▶ **What to produce**
Find every line in the records below that holds the word "document", and copy each one.

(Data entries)
<<<<

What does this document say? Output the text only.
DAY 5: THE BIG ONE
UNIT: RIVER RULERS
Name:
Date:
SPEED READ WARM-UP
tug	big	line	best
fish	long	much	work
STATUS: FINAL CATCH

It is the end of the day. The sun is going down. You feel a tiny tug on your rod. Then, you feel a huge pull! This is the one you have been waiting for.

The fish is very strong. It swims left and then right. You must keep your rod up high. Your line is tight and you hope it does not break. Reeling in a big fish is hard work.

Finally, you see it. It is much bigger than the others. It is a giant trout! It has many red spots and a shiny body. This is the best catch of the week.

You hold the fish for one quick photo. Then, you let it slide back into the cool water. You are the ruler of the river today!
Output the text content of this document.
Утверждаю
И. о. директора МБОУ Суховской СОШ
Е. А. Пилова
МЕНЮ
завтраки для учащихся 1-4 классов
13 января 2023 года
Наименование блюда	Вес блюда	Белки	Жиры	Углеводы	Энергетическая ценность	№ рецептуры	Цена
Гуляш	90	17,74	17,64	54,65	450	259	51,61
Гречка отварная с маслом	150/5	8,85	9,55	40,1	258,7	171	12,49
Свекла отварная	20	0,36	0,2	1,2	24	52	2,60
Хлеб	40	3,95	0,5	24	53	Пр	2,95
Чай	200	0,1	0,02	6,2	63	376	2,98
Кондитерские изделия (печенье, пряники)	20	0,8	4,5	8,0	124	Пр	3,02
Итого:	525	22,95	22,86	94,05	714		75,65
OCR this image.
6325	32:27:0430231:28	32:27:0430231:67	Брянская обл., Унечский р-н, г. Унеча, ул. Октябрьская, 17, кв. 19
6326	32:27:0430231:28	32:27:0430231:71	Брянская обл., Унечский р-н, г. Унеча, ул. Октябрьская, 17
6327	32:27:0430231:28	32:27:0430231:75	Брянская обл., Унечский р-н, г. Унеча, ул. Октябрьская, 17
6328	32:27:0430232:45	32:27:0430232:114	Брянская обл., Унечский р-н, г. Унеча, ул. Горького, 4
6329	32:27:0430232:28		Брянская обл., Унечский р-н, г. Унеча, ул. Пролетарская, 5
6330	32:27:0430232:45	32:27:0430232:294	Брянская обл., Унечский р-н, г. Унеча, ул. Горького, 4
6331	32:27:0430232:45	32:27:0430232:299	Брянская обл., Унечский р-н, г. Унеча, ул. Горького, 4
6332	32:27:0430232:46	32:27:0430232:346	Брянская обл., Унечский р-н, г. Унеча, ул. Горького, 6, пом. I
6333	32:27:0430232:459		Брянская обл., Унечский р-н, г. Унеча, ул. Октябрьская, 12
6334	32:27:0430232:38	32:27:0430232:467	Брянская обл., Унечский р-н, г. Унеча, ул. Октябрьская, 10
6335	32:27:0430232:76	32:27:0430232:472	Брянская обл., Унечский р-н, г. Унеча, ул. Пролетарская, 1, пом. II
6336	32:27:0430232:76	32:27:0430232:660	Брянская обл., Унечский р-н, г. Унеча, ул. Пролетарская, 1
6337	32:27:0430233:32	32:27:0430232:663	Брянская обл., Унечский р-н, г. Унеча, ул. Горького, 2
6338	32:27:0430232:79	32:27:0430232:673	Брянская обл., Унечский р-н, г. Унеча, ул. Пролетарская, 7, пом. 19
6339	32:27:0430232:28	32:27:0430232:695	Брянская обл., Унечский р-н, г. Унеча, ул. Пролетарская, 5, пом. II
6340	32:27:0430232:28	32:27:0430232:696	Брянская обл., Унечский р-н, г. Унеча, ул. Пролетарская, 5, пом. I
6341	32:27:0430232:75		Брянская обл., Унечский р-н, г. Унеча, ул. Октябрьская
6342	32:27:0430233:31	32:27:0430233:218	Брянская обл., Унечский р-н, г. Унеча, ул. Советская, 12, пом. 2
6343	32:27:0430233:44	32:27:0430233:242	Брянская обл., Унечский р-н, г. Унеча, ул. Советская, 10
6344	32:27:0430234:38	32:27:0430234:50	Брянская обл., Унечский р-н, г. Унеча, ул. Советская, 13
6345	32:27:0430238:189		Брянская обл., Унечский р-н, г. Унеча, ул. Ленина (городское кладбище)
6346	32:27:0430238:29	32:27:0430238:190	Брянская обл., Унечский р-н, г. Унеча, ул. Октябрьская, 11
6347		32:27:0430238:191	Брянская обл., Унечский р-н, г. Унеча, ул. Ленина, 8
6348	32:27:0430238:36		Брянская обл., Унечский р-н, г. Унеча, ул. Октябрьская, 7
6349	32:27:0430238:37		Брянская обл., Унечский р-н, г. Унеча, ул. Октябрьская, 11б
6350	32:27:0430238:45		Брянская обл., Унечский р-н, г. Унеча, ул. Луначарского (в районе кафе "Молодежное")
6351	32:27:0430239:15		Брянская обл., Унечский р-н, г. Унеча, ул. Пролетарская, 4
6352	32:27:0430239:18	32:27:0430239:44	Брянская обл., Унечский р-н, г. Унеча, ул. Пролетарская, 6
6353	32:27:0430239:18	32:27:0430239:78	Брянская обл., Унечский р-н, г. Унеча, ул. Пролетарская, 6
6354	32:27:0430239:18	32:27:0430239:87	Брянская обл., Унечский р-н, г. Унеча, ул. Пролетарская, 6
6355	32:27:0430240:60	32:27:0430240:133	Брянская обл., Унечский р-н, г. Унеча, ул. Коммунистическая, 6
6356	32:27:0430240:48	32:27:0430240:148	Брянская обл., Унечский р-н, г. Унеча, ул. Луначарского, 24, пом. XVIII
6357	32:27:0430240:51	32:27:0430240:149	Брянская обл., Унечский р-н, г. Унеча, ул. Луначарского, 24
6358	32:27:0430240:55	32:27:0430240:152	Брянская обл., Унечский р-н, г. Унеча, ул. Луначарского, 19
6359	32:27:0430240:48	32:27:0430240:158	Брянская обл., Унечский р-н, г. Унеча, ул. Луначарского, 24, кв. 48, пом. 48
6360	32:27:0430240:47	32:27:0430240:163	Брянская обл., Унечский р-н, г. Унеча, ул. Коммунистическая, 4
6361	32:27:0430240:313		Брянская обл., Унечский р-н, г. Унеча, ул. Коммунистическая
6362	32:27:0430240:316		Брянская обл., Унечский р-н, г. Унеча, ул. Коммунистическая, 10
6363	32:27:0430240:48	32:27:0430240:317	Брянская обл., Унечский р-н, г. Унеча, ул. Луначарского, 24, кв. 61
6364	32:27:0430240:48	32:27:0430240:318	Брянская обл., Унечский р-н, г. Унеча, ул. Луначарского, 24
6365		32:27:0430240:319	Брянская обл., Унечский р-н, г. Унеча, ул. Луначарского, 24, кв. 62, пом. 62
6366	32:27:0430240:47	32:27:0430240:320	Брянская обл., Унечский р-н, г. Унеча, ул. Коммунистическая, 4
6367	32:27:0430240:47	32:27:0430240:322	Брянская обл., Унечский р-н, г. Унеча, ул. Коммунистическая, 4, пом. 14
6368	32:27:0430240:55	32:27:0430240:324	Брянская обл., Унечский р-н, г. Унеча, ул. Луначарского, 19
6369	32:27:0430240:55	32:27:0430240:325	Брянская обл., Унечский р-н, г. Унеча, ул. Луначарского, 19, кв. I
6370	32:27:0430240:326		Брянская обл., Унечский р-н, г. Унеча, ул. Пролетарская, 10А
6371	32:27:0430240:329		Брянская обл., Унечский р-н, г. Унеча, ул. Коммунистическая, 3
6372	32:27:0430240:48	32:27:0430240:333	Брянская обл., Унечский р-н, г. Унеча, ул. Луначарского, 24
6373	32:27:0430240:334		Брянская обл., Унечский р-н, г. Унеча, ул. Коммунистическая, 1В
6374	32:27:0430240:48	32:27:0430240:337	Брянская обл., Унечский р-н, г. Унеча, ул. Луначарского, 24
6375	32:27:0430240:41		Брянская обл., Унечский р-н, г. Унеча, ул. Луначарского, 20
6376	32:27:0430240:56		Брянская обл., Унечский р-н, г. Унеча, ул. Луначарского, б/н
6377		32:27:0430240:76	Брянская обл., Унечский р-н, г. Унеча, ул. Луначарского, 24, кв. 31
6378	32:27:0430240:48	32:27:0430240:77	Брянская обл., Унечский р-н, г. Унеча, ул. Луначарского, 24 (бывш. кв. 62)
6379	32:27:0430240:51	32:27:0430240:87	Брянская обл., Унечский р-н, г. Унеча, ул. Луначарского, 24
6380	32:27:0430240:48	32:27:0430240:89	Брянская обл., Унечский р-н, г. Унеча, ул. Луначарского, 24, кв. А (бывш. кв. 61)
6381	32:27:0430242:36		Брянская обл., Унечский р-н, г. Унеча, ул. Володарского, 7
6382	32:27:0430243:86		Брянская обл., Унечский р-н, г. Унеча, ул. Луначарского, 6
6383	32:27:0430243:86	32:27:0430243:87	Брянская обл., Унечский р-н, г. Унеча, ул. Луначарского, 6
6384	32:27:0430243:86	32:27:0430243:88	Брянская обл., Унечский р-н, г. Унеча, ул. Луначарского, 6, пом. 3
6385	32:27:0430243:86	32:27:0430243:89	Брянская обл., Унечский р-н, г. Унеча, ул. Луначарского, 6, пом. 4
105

>>>>

▶ **Answer to the exercise**
What does this document say? Output the text only.
Output the text content of this document.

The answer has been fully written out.